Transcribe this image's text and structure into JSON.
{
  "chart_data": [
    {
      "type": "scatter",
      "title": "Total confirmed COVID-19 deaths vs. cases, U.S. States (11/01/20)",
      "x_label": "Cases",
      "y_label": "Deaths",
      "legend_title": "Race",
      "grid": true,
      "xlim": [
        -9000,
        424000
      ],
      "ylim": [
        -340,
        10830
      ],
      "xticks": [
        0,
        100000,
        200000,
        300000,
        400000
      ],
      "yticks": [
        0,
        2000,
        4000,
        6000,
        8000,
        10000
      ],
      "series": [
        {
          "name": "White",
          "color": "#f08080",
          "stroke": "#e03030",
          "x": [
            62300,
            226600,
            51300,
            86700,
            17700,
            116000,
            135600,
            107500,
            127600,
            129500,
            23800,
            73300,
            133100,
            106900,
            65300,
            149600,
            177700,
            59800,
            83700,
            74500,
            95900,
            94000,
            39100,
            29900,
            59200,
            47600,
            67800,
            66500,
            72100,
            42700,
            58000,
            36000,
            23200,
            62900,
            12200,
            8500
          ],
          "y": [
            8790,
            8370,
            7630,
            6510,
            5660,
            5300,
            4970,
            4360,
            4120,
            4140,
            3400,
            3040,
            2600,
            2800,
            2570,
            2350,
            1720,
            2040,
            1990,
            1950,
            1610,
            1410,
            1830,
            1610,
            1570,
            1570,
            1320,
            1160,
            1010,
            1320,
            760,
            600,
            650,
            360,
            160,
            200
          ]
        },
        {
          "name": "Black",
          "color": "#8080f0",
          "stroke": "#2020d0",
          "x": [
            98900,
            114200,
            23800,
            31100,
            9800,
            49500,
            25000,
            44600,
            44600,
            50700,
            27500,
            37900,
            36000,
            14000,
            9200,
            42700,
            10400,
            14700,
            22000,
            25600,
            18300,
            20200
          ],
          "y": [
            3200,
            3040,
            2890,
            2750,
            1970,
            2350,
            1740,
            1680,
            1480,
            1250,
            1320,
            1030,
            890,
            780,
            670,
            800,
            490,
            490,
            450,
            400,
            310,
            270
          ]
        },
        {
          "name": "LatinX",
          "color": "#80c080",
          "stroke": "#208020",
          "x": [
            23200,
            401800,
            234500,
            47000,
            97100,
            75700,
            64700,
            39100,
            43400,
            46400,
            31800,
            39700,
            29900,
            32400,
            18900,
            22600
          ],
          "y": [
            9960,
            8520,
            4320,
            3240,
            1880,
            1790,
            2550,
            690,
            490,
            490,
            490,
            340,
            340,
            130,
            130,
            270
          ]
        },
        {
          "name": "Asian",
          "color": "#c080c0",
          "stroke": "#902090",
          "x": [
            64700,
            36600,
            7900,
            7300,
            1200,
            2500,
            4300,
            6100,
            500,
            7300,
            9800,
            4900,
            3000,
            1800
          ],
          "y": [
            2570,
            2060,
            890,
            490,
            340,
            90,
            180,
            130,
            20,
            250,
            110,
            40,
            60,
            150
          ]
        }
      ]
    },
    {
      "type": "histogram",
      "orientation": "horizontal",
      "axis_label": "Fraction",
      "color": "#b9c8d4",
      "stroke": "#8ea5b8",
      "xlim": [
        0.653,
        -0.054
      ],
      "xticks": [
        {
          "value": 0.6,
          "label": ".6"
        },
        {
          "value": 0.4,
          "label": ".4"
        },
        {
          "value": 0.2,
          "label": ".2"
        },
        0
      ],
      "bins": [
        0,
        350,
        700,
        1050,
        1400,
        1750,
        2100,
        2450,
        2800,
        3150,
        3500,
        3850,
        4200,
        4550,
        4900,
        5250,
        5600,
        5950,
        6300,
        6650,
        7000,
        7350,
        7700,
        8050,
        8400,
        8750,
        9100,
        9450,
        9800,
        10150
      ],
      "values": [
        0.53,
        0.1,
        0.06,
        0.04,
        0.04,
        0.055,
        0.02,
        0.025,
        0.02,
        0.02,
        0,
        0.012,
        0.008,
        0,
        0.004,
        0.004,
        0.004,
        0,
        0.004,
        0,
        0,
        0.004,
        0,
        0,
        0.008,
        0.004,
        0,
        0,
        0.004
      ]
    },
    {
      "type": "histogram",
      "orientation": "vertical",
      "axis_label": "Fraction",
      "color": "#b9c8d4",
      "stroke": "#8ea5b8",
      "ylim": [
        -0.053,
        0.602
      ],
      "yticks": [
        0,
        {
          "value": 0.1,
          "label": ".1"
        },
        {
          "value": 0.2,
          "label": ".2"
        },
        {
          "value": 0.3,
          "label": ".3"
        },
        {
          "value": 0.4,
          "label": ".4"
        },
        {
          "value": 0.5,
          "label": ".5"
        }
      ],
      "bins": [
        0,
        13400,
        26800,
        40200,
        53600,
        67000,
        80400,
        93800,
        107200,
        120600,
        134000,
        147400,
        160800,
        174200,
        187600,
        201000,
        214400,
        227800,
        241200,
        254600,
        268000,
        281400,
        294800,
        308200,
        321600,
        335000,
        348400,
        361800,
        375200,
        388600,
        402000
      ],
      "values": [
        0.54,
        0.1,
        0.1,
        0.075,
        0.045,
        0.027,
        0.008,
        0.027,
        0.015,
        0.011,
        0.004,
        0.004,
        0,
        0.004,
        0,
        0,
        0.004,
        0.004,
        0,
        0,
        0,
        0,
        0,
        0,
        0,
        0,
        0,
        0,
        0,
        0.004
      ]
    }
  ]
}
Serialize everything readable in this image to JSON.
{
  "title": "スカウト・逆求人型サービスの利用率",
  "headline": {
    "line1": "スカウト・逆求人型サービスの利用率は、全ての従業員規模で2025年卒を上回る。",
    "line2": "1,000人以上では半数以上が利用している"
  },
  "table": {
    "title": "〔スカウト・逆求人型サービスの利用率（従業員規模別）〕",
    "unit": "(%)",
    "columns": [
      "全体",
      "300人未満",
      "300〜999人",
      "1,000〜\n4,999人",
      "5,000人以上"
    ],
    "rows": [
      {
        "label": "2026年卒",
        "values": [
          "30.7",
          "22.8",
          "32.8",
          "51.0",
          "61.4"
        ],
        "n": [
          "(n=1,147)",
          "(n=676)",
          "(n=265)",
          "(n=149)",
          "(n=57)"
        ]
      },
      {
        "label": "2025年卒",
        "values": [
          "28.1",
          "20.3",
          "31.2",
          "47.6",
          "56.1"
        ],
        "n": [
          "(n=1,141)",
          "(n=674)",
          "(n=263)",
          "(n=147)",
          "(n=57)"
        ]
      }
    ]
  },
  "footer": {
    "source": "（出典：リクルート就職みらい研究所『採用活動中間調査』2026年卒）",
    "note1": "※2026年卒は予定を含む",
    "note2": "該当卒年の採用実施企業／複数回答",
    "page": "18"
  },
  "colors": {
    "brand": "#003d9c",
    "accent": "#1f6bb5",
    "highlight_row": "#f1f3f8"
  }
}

══════

◆ **REQUIREMENT**:
Identify and list each line with the word "this".

◆ **EXERCISE OUTPUT**:
Transcribe this image's text and structure into JSON.
Serialize everything readable in this image to JSON.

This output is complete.